#### Description of the task
In the listing below, identify each line with the word "title" and return those lines.

#### Task material
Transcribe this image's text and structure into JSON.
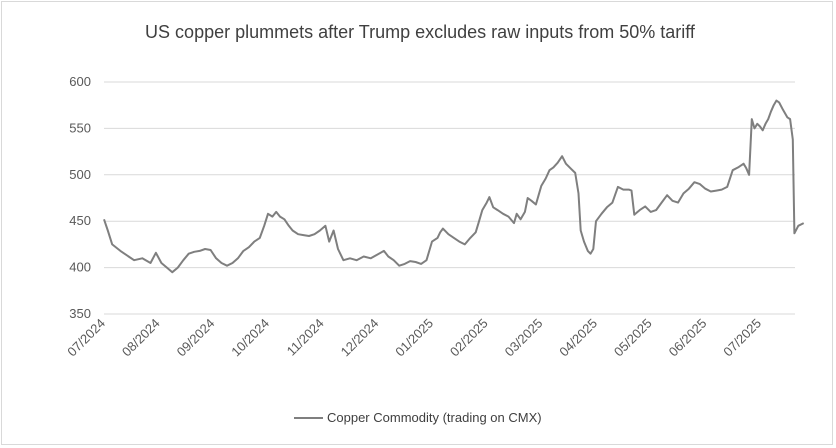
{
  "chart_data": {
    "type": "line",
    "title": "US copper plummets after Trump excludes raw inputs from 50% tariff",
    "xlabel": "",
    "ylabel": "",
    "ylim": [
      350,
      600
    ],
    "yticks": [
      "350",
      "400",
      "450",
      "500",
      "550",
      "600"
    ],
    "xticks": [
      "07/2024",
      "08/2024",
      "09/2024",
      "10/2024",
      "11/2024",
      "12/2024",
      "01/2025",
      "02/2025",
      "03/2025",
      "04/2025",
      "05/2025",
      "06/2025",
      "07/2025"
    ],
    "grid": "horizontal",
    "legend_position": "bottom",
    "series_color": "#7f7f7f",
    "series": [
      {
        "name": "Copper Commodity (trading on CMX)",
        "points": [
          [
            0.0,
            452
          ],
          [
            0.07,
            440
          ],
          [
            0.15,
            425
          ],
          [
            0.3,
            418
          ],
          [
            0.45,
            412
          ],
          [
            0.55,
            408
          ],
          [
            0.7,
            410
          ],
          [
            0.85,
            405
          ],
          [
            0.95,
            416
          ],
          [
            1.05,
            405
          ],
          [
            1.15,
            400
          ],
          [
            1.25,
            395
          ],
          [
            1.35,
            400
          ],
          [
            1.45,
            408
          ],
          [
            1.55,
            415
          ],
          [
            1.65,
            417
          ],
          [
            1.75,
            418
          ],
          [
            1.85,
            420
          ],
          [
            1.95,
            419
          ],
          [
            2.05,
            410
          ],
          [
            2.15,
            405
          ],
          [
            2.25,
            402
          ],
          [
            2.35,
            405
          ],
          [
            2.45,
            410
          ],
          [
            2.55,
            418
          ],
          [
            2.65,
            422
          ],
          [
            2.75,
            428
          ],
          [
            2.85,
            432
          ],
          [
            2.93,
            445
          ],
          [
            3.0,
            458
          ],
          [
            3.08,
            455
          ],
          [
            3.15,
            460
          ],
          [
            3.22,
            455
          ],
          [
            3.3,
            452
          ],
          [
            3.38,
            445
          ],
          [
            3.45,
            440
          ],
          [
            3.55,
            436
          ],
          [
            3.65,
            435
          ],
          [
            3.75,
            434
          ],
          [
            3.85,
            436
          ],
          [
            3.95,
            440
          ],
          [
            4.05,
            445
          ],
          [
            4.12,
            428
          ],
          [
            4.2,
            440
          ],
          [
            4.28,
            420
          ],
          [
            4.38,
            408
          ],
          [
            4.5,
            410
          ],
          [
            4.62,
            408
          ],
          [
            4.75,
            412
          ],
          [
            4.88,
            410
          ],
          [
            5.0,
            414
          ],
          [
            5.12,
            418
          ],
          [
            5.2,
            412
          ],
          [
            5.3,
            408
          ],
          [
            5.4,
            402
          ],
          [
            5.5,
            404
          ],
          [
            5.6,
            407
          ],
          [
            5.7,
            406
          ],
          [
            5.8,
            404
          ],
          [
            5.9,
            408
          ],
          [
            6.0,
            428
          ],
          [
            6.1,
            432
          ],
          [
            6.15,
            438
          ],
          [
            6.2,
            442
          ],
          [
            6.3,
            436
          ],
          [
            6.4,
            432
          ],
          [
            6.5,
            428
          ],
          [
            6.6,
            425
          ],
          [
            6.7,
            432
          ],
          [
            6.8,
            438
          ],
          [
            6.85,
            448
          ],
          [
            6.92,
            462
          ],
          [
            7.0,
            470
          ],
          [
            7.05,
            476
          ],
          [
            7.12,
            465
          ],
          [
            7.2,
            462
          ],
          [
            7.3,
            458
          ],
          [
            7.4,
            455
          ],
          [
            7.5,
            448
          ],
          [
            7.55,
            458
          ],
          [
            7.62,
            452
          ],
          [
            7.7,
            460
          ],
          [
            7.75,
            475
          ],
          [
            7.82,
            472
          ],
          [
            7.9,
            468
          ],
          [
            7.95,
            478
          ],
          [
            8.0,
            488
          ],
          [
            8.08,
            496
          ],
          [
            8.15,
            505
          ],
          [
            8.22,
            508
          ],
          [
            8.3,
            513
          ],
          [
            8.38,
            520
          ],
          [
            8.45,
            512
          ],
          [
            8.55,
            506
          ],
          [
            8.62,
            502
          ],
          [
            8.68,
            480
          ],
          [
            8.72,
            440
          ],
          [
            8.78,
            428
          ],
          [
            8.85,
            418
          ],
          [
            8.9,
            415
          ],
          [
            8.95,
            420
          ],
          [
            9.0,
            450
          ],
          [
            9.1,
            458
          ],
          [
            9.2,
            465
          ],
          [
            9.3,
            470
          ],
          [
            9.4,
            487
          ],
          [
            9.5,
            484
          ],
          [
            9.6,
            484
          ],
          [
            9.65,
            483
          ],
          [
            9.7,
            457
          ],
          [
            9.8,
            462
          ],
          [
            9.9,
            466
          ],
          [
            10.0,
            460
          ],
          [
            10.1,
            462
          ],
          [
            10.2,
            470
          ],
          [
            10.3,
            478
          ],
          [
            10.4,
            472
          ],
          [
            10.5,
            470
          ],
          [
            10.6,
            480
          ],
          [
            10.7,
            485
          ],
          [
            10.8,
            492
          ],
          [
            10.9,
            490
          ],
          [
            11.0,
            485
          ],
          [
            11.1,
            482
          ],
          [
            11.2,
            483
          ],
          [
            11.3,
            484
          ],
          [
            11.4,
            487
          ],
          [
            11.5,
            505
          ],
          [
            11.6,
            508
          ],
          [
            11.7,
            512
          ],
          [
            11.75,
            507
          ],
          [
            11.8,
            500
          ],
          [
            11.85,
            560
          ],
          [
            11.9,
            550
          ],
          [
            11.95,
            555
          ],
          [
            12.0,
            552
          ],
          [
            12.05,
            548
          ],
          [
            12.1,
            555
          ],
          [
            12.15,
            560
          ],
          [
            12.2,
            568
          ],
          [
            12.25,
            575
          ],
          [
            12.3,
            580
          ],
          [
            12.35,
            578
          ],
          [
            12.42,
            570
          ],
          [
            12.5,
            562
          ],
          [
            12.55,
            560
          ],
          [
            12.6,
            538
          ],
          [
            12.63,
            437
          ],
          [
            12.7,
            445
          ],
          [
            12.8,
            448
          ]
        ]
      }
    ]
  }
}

* * *

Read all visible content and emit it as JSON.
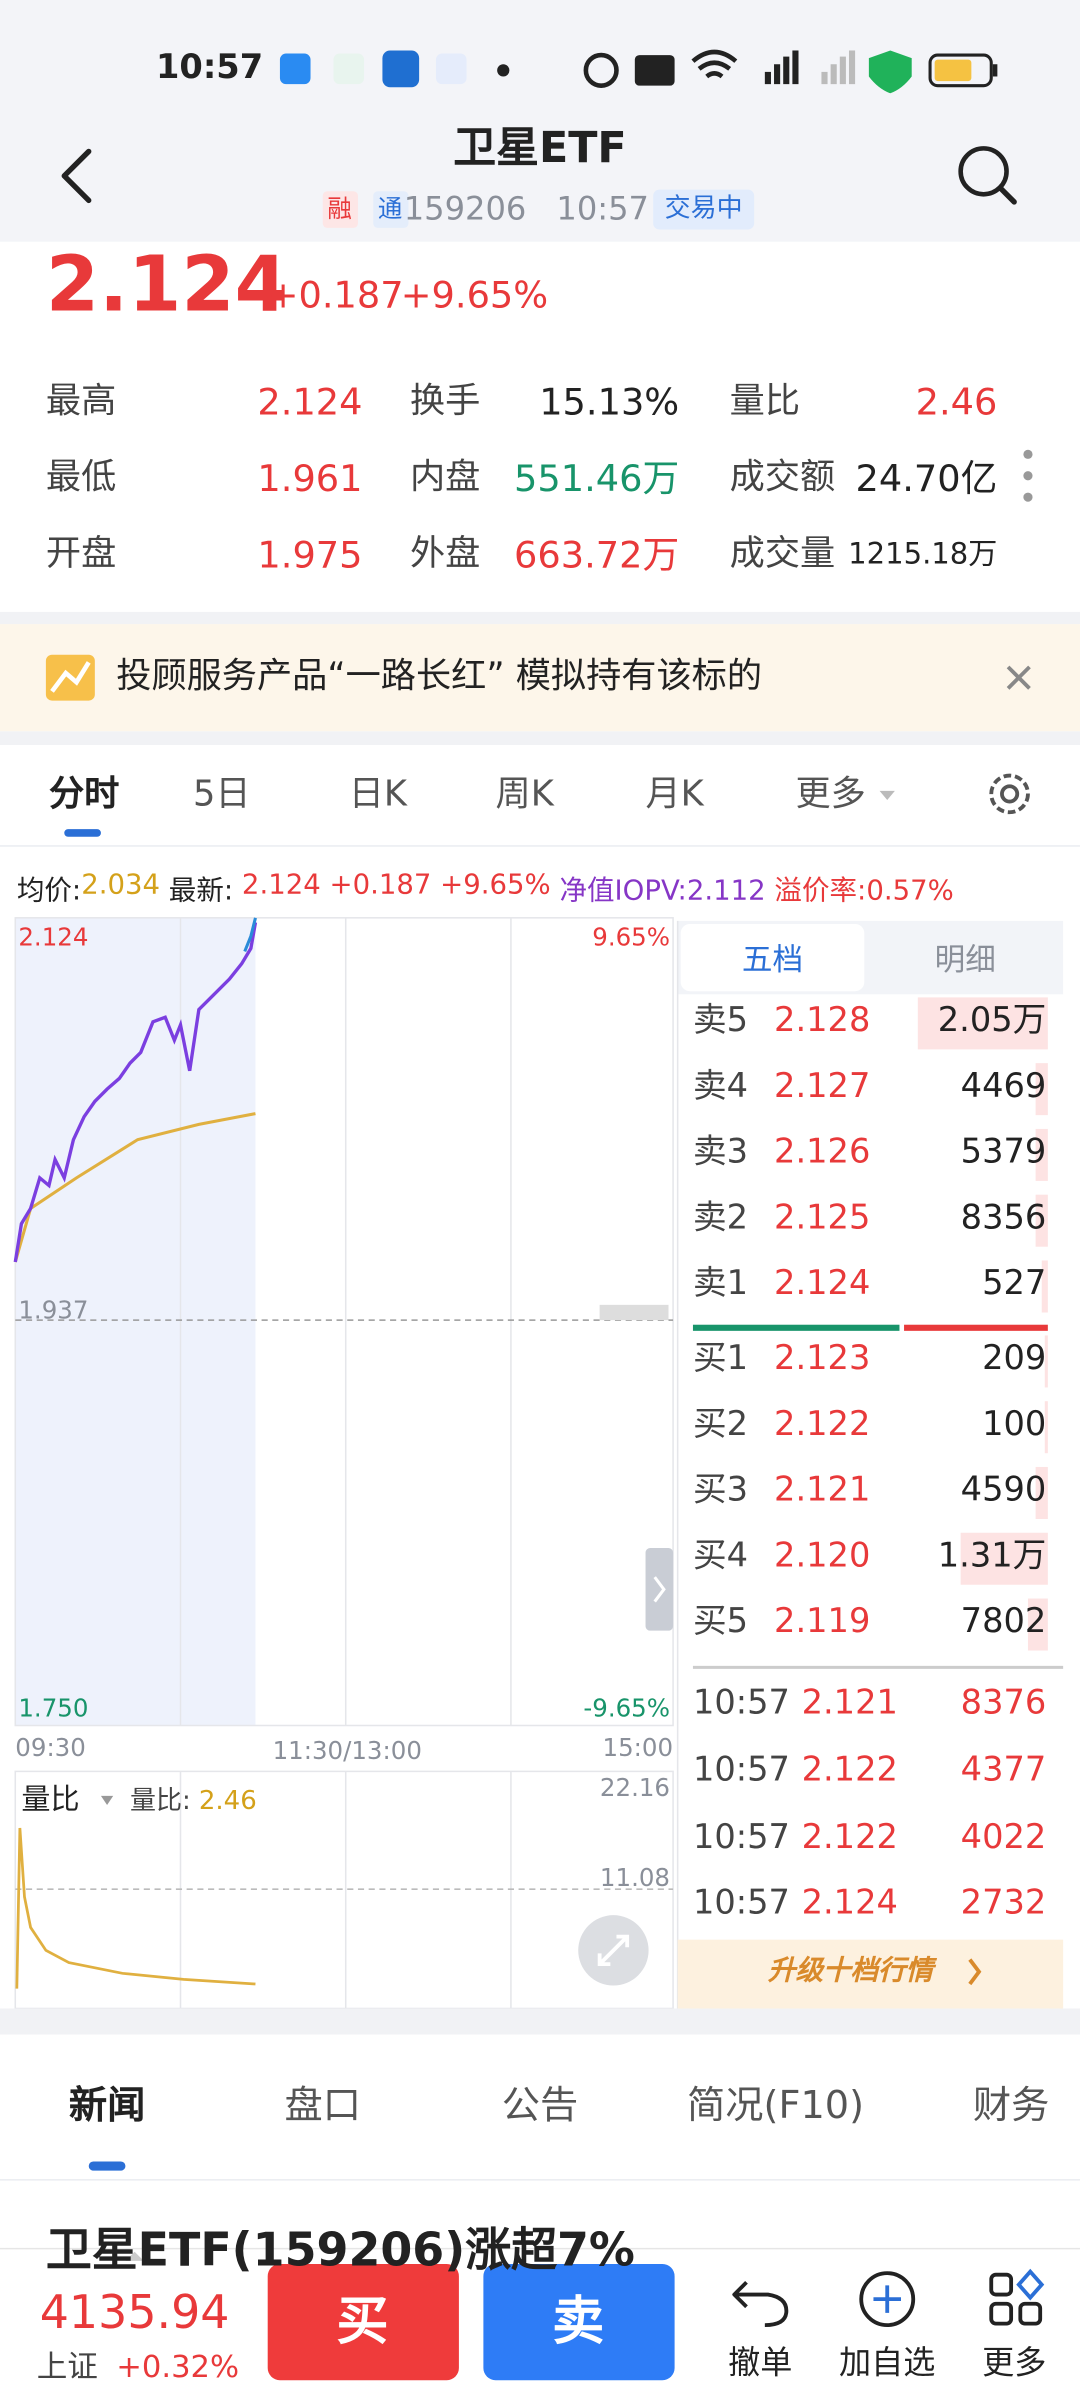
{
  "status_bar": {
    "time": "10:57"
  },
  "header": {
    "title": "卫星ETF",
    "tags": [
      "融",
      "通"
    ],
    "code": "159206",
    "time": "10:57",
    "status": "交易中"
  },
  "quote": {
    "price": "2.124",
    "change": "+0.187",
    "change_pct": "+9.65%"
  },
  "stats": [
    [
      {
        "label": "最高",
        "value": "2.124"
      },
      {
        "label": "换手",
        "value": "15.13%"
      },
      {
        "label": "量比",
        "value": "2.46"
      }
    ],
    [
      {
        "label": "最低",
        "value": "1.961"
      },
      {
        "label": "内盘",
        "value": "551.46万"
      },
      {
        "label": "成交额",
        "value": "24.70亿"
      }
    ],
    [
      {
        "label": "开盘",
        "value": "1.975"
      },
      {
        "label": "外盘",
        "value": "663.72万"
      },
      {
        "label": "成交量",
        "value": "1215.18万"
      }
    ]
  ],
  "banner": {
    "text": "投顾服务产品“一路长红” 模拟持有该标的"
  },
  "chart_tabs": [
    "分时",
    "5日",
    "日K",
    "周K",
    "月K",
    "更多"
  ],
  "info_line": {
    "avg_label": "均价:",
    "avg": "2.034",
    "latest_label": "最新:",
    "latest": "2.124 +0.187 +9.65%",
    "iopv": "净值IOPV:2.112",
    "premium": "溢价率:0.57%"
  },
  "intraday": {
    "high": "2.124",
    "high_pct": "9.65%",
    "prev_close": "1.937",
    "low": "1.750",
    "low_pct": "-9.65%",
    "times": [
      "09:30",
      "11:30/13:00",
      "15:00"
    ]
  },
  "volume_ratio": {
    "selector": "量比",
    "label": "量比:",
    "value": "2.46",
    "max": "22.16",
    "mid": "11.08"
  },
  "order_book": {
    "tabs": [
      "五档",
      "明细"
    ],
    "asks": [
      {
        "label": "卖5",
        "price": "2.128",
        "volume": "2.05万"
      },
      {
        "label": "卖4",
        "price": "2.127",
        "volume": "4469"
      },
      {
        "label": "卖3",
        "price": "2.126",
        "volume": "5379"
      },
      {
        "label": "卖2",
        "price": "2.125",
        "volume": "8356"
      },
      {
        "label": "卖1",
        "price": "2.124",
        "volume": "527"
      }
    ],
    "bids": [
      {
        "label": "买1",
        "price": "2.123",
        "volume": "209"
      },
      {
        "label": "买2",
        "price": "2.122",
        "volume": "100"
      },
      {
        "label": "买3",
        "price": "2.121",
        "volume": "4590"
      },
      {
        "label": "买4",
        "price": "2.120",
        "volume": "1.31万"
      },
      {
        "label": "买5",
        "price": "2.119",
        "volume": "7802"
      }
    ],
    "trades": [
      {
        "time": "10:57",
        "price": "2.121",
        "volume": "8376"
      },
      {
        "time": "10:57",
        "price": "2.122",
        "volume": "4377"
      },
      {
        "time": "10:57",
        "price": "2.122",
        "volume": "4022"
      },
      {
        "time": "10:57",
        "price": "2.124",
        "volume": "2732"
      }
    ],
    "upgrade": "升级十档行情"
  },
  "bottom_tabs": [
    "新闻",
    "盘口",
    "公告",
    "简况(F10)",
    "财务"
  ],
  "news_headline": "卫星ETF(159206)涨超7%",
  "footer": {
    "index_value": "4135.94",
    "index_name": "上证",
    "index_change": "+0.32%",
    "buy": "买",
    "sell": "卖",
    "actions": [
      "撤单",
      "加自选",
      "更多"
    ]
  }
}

#### Reply
    "title": "US copper plummets after Trump excludes raw inputs from 50% tariff",
    "title": "卫星ETF",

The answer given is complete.